RECORDED INFORMATION -
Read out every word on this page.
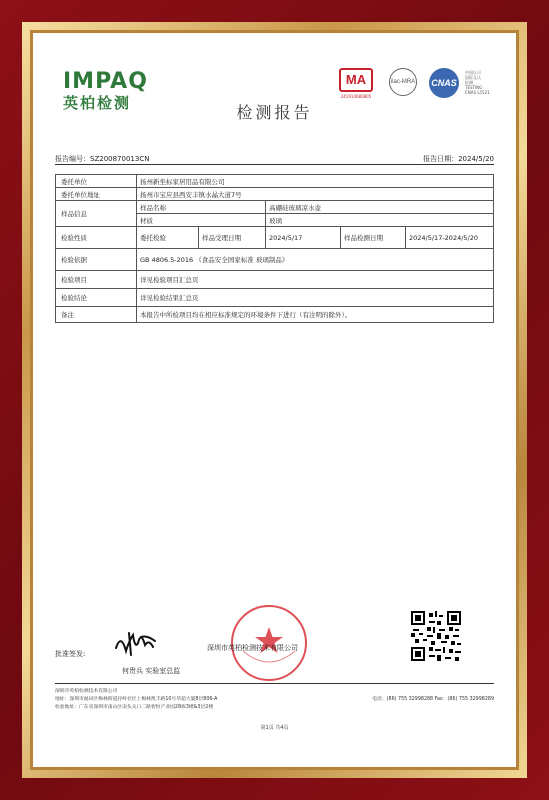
IMPAQ
英柏检测
MA
241914080805
ilac-MRA CNAS
中国认可
国际互认
检测
TESTING
CNAS L5521
检测报告
报告编号：SZ200870013CN	报告日期：2024/5/20
委托单位	扬州新坐标家居用品有限公司				
委托单位地址	扬州市宝应县西安丰镇水晶大道7号				
样品信息	样品名称		高硼硅玻璃凉水壶		
	材质		玻璃		
检验性质	委托检验	样品受理日期	2024/5/17	样品检测日期	2024/5/17-2024/5/20
检验依据	GB 4806.5-2016 《食品安全国家标准 玻璃制品》				
检验项目	详见检验项目汇总页				
检验结论	详见检验结果汇总页				
备注	本报告中所检项目均在相应标准规定的环境条件下进行（有注明的除外）。				
批准签发:
何贵兵 实验室总监
深圳市英柏检测技术有限公司
深圳市英柏检测技术有限公司
地址：深圳市福田区梅林街道孖岭社区上梅林凯丰路10号华超大厦8层806-A
检验地址：广东省深圳市南山区南头关口二路智恒产业园28栋3楼&3层2楼
电话：(86) 755 32998288 Fax：(86) 755 32998289
第1页 共4页
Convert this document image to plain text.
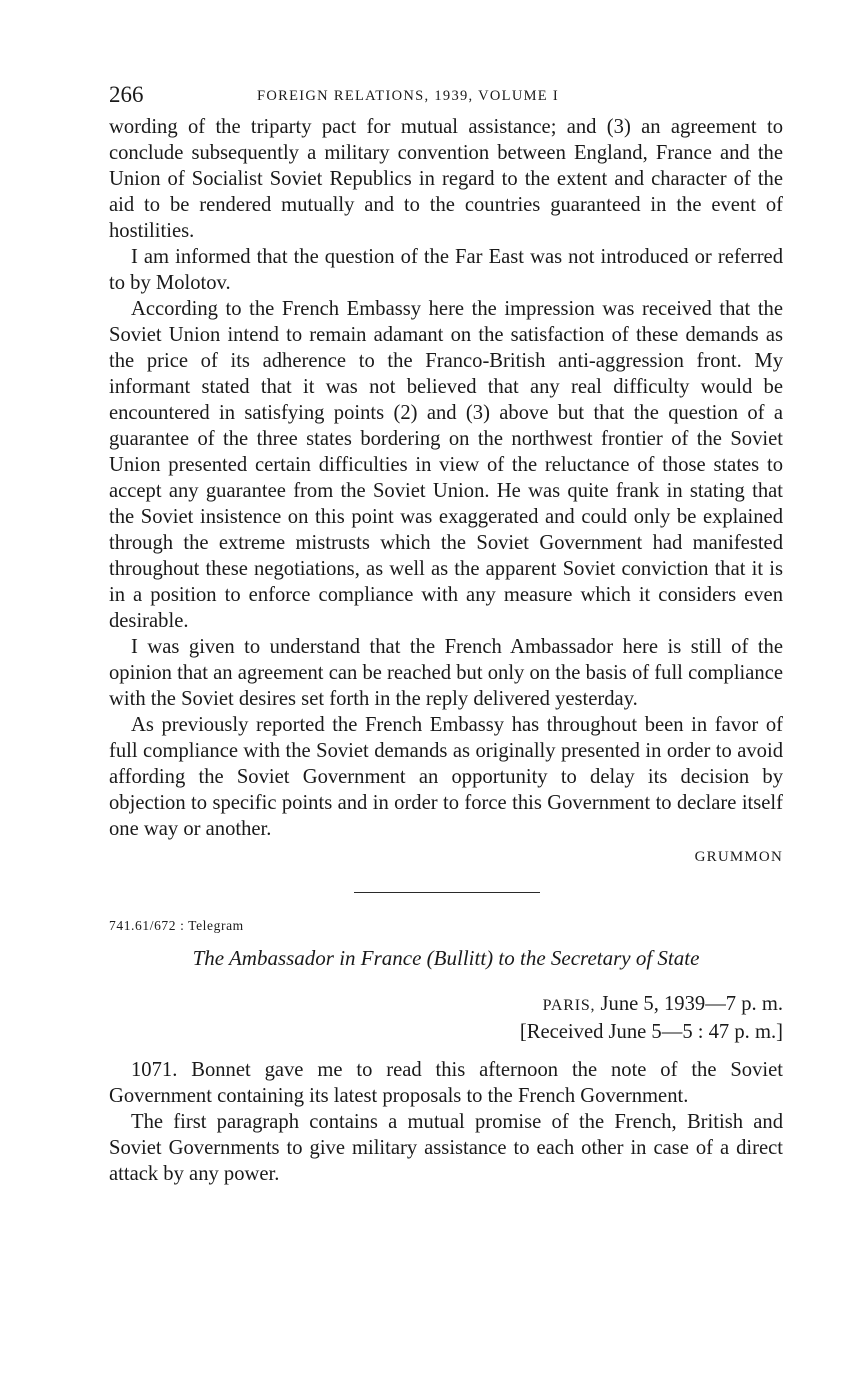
266	FOREIGN RELATIONS, 1939, VOLUME I

wording of the triparty pact for mutual assistance; and (3) an agreement to conclude subsequently a military convention between England, France and the Union of Socialist Soviet Republics in regard to the extent and character of the aid to be rendered mutually and to the countries guaranteed in the event of hostilities.

I am informed that the question of the Far East was not introduced or referred to by Molotov.

According to the French Embassy here the impression was received that the Soviet Union intend to remain adamant on the satisfaction of these demands as the price of its adherence to the Franco-British anti-aggression front. My informant stated that it was not believed that any real difficulty would be encountered in satisfying points (2) and (3) above but that the question of a guarantee of the three states bordering on the northwest frontier of the Soviet Union presented certain difficulties in view of the reluctance of those states to accept any guarantee from the Soviet Union. He was quite frank in stating that the Soviet insistence on this point was exaggerated and could only be explained through the extreme mistrusts which the Soviet Government had manifested throughout these negotiations, as well as the apparent Soviet conviction that it is in a position to enforce compliance with any measure which it considers even desirable.

I was given to understand that the French Ambassador here is still of the opinion that an agreement can be reached but only on the basis of full compliance with the Soviet desires set forth in the reply delivered yesterday.

As previously reported the French Embassy has throughout been in favor of full compliance with the Soviet demands as originally presented in order to avoid affording the Soviet Government an opportunity to delay its decision by objection to specific points and in order to force this Government to declare itself one way or another.

GRUMMON
741.61/672 : Telegram
The Ambassador in France (Bullitt) to the Secretary of State
PARIS, June 5, 1939—7 p. m.
[Received June 5—5 : 47 p. m.]

1071. Bonnet gave me to read this afternoon the note of the Soviet Government containing its latest proposals to the French Government.

The first paragraph contains a mutual promise of the French, British and Soviet Governments to give military assistance to each other in case of a direct attack by any power.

AIM OF THE TASK - The records above must be printed exactly; the pictures stay out.

RESULT -
Read out every word on this page.
IMPAQ
英柏检测
MA
241914080805
ilac-MRA CNAS
中国认可
国际互认
检测
TESTING
CNAS L5521
检测报告
报告编号：SZ200870013CN	报告日期：2024/5/20
委托单位	扬州新坐标家居用品有限公司				
委托单位地址	扬州市宝应县西安丰镇水晶大道7号				
样品信息	样品名称		高硼硅玻璃凉水壶		
	材质		玻璃		
检验性质	委托检验	样品受理日期	2024/5/17	样品检测日期	2024/5/17-2024/5/20
检验依据	GB 4806.5-2016 《食品安全国家标准 玻璃制品》				
检验项目	详见检验项目汇总页				
检验结论	详见检验结果汇总页				
备注	本报告中所检项目均在相应标准规定的环境条件下进行（有注明的除外）。				
批准签发:
何贵兵 实验室总监
深圳市英柏检测技术有限公司
深圳市英柏检测技术有限公司
地址：深圳市福田区梅林街道孖岭社区上梅林凯丰路10号华超大厦8层806-A
检验地址：广东省深圳市南山区南头关口二路智恒产业园28栋3楼&3层2楼
电话：(86) 755 32998288 Fax：(86) 755 32998289
第1页 共4页
Convert this document image to plain text.
266	FOREIGN RELATIONS, 1939, VOLUME I

wording of the triparty pact for mutual assistance; and (3) an agreement to conclude subsequently a military convention between England, France and the Union of Socialist Soviet Republics in regard to the extent and character of the aid to be rendered mutually and to the countries guaranteed in the event of hostilities.

I am informed that the question of the Far East was not introduced or referred to by Molotov.

According to the French Embassy here the impression was received that the Soviet Union intend to remain adamant on the satisfaction of these demands as the price of its adherence to the Franco-British anti-aggression front. My informant stated that it was not believed that any real difficulty would be encountered in satisfying points (2) and (3) above but that the question of a guarantee of the three states bordering on the northwest frontier of the Soviet Union presented certain difficulties in view of the reluctance of those states to accept any guarantee from the Soviet Union. He was quite frank in stating that the Soviet insistence on this point was exaggerated and could only be explained through the extreme mistrusts which the Soviet Government had manifested throughout these negotiations, as well as the apparent Soviet conviction that it is in a position to enforce compliance with any measure which it considers even desirable.

I was given to understand that the French Ambassador here is still of the opinion that an agreement can be reached but only on the basis of full compliance with the Soviet desires set forth in the reply delivered yesterday.

As previously reported the French Embassy has throughout been in favor of full compliance with the Soviet demands as originally presented in order to avoid affording the Soviet Government an opportunity to delay its decision by objection to specific points and in order to force this Government to declare itself one way or another.

GRUMMON
741.61/672 : Telegram
The Ambassador in France (Bullitt) to the Secretary of State
PARIS, June 5, 1939—7 p. m.
[Received June 5—5 : 47 p. m.]

1071. Bonnet gave me to read this afternoon the note of the Soviet Government containing its latest proposals to the French Government.

The first paragraph contains a mutual promise of the French, British and Soviet Governments to give military assistance to each other in case of a direct attack by any power.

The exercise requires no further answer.